** PROBLEM STATEMENT **
Return the listing in full and exactly, but without a single picture.

┄┄┄┄┄┄┄┄┄┄┄┄┄┄┄┄┄┄┄┄

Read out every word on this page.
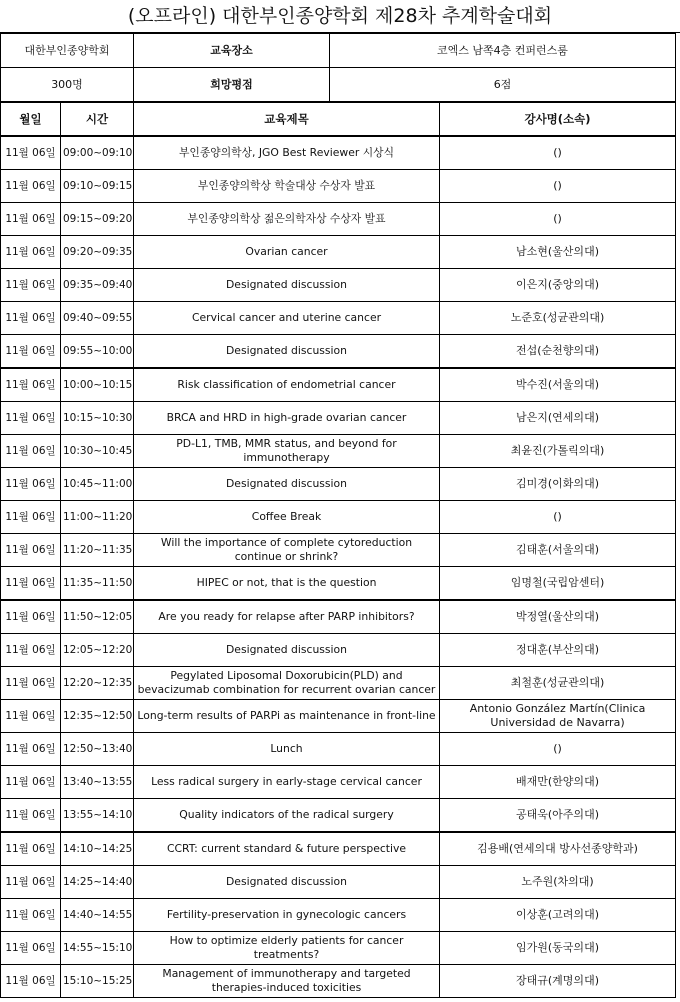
(오프라인) 대한부인종양학회 제28차 추계학술대회
대한부인종양학회	교육장소	코엑스 남쪽4층 컨퍼런스룸
300명	희망평점	6점
월일	시간	교육제목	강사명(소속)
11월 06일	09:00~09:10	부인종양의학상, JGO Best Reviewer 시상식	()
11월 06일	09:10~09:15	부인종양의학상 학술대상 수상자 발표	()
11월 06일	09:15~09:20	부인종양의학상 젊은의학자상 수상자 발표	()
11월 06일	09:20~09:35	Ovarian cancer	남소현(울산의대)
11월 06일	09:35~09:40	Designated discussion	이은지(중앙의대)
11월 06일	09:40~09:55	Cervical cancer and uterine cancer	노준호(성균관의대)
11월 06일	09:55~10:00	Designated discussion	전섭(순천향의대)
11월 06일	10:00~10:15	Risk classification of endometrial cancer	박수진(서울의대)
11월 06일	10:15~10:30	BRCA and HRD in high-grade ovarian cancer	남은지(연세의대)
11월 06일	10:30~10:45	PD-L1, TMB, MMR status, and beyond for immunotherapy	최윤진(가톨릭의대)
11월 06일	10:45~11:00	Designated discussion	김미경(이화의대)
11월 06일	11:00~11:20	Coffee Break	()
11월 06일	11:20~11:35	Will the importance of complete cytoreduction continue or shrink?	김태훈(서울의대)
11월 06일	11:35~11:50	HIPEC or not, that is the question	임명철(국립암센터)
11월 06일	11:50~12:05	Are you ready for relapse after PARP inhibitors?	박정열(울산의대)
11월 06일	12:05~12:20	Designated discussion	정대훈(부산의대)
11월 06일	12:20~12:35	Pegylated Liposomal Doxorubicin(PLD) and bevacizumab combination for recurrent ovarian cancer	최철훈(성균관의대)
11월 06일	12:35~12:50	Long-term results of PARPi as maintenance in front-line	Antonio González Martín(Clinica Universidad de Navarra)
11월 06일	12:50~13:40	Lunch	()
11월 06일	13:40~13:55	Less radical surgery in early-stage cervical cancer	배재만(한양의대)
11월 06일	13:55~14:10	Quality indicators of the radical surgery	공태욱(아주의대)
11월 06일	14:10~14:25	CCRT: current standard & future perspective	김용배(연세의대 방사선종양학과)
11월 06일	14:25~14:40	Designated discussion	노주원(차의대)
11월 06일	14:40~14:55	Fertility-preservation in gynecologic cancers	이상훈(고려의대)
11월 06일	14:55~15:10	How to optimize elderly patients for cancer treatments?	임가원(동국의대)
11월 06일	15:10~15:25	Management of immunotherapy and targeted therapies-induced toxicities	장태규(계명의대)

┄┄┄┄┄┄┄┄┄┄┄┄┄┄┄┄┄┄┄┄

** TASK OUTPUT **
Read out every word on this page.
(오프라인) 대한부인종양학회 제28차 추계학술대회
대한부인종양학회	교육장소	코엑스 남쪽4층 컨퍼런스룸
300명	희망평점	6점
월일	시간	교육제목	강사명(소속)
11월 06일	09:00~09:10	부인종양의학상, JGO Best Reviewer 시상식	()
11월 06일	09:10~09:15	부인종양의학상 학술대상 수상자 발표	()
11월 06일	09:15~09:20	부인종양의학상 젊은의학자상 수상자 발표	()
11월 06일	09:20~09:35	Ovarian cancer	남소현(울산의대)
11월 06일	09:35~09:40	Designated discussion	이은지(중앙의대)
11월 06일	09:40~09:55	Cervical cancer and uterine cancer	노준호(성균관의대)
11월 06일	09:55~10:00	Designated discussion	전섭(순천향의대)
11월 06일	10:00~10:15	Risk classification of endometrial cancer	박수진(서울의대)
11월 06일	10:15~10:30	BRCA and HRD in high-grade ovarian cancer	남은지(연세의대)
11월 06일	10:30~10:45	PD-L1, TMB, MMR status, and beyond for immunotherapy	최윤진(가톨릭의대)
11월 06일	10:45~11:00	Designated discussion	김미경(이화의대)
11월 06일	11:00~11:20	Coffee Break	()
11월 06일	11:20~11:35	Will the importance of complete cytoreduction continue or shrink?	김태훈(서울의대)
11월 06일	11:35~11:50	HIPEC or not, that is the question	임명철(국립암센터)
11월 06일	11:50~12:05	Are you ready for relapse after PARP inhibitors?	박정열(울산의대)
11월 06일	12:05~12:20	Designated discussion	정대훈(부산의대)
11월 06일	12:20~12:35	Pegylated Liposomal Doxorubicin(PLD) and bevacizumab combination for recurrent ovarian cancer	최철훈(성균관의대)
11월 06일	12:35~12:50	Long-term results of PARPi as maintenance in front-line	Antonio González Martín(Clinica Universidad de Navarra)
11월 06일	12:50~13:40	Lunch	()
11월 06일	13:40~13:55	Less radical surgery in early-stage cervical cancer	배재만(한양의대)
11월 06일	13:55~14:10	Quality indicators of the radical surgery	공태욱(아주의대)
11월 06일	14:10~14:25	CCRT: current standard & future perspective	김용배(연세의대 방사선종양학과)
11월 06일	14:25~14:40	Designated discussion	노주원(차의대)
11월 06일	14:40~14:55	Fertility-preservation in gynecologic cancers	이상훈(고려의대)
11월 06일	14:55~15:10	How to optimize elderly patients for cancer treatments?	임가원(동국의대)
11월 06일	15:10~15:25	Management of immunotherapy and targeted therapies-induced toxicities	장태규(계명의대)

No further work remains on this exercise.